KTF Press
Shake the Dust
Bonus Episode: How We Stay Grounded While Engaging with Injustice

Bonus Episode: How We Stay Grounded While Engaging with Injustice

On today’s episode, Jonathan and Sy talk about what keeps them going in the work that KTF does. Hear their thoughts on:

- The spiritual and emotional practices that keep Jonathan grounded

-        Why Sy only prays when he feels like it, and consumes a lot of fiction

-        The importance of the image of God and living in shalom with your surroundings to Jonathan

-        How Privilege and anxiety interact with each other

-        Why Sy wants to show people another way of living is possible

-        And Jonathan’s recent newsletter recommendation about a massive, nearly untouched national park and the important environmental and cultural questions surrounding it

Mentioned in the episode

-        The Prayer of St. Francis

-        A Franciscan Benediction

-        Our previous episode on family court and foster care

-        “Thou, Oh Lord” by the Brooklyn Tabernacle Choir

-        The episode of the Field Trip podcast about Gates of the Arctic

-        The book Palo Alto: A History of California, Capitalism, and the World


-        Follow KTF Press on Facebook, Instagram, and Threads. Subscribe to get our newsletter and bonus episodes at KTFPress.com

-        Follow host Jonathan Walton on Facebook Instagram, and Threads

-        Follow host Sy Hoekstra on Mastodon

-        Our theme song is “Citizens” by Jon Guerra – listen to the whole song on Spotify

-        Our podcast art is by Robyn Burgess – follow her and see her other work on Instagram

-        Production and editing by Sy Hoekstra

-        Transcript by Joyce Ambale and Sy Hoekstra


[An acoustic guitar softly plays six notes, the first three ascending and the last three descending – F#, B#, E, D#, B – with a keyboard pad playing the note B in the background. Both fade out as Jonathan Walton says “This is a KTF Press podcast.”]

Jonathan Walton: If I hung out, and I could do this, hang out in the systemic all the time, I would not want to get out of bed. I wouldn't. Like if I just read the news and just knew the statistics and just laid my life down every day at the altar of my social media feed and my algorithm to feed the outrage machine, that would be a very, just not a fun way to live.

[The song “Citizens” by Jon Guerra fades in. Lyrics: I need to know there is justice/ That it will roll in abundance/ And that you’re building a city/ Where we arrive as immigrants/ And you call us citizens/ And you welcome us as children home.” The song fades out.]

Sy Hoekstra: Welcome to Shake the Dust, leaving colonized faith for the kingdom of God. I'm Sy Hoekstra.

● Stated exercise
Extend the Shake the Dust bonus episode transcript, picking up right after Sy Hoekstra's opening introduction.

● Dataset excerpt
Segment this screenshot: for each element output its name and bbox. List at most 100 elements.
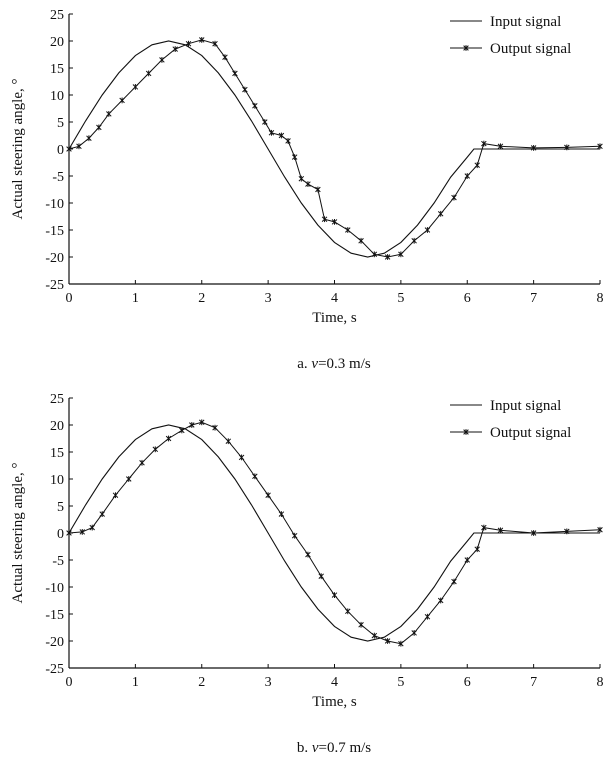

● Output of the task
Jonathan Walton: And I'm Jonathan Walton. Our topic today is what keeps us going in the work that we do here at KTF when we're constantly confronted with difficult subjects. Like what are the practices and experiences and the ideas that sustain us. We'll also be introducing our new segment, Diving Deeper into one of our recommendations from the newsletter, which we have recently decided is going to be called “Which Tab is Still Open?”

Sy Hoekstra: It's not introducing it. We've done it before, we're just doing it again, but now we've named it. That's the difference.

Jonathan Walton: [laughs].

Sy Hoekstra: We’ve named it Which Tab Is Still Open?

Jonathan Walton: That’s exactly right.

Sy Hoekstra: Before we get into everything quickly, as always… No, not as always, but as we're doing in these bonus episodes, I'm asking you, please everyone, if you support what we do—and I know that you do support what we do because you're listening to this bonus episode that is only for subscribers—please go to Apple Podcasts or Spotify and give us a five-star rating. And if you're on Apple Podcasts, give us a written review. The ones that we have there are great, we so appreciate everyone who has already done this, it really does help us. That's the only reason I'm taking time to ask you to do it now. It helps people find us, it helps us in the ranking and helps us look good when people look us up if we have more ratings.

So if you support what we do and want to spread our work around a little bit, that is a very quick and easy way to do it. Just pull out your phone, open Apple Podcasts or Spotify, or really any podcast app you have that allows ratings, give us a five star review. Give us that written review on Apple, even just like a sentence or two, we would so appreciate it. Thank you very much.

The Emotional and Spiritual Practices that keep Jonathan grounded

Sy Hoekstra: Without further ado, Jonathan Walton, you’re obviously a black belt of spiritual disciplines and emotional health, just a sort of, a sensei, if you will.

Jonathan Walton: [laughs] Oh my.

Sy Hoekstra: Should I do that? I don't know if I should say that or not.

Jonathan Walton: [laughs] It's all good. You can be facetious. It’s all good.

Sy Hoekstra: Yeah, yeah, yeah. Give us some of the things that you do to stay grounded. Some of the spiritual disciplines, some of the emotional health practices that you do to keep yourself from losing yourself in the anxiety and everything as you go through stressful news events and deal with difficult subjects in theology and politics and oppression that we talk about all the time.

Jonathan Walton: I fortunately, I have thought about this a lot, mostly because I burned out

Sy Hoekstra: Yeah. That’ll do it.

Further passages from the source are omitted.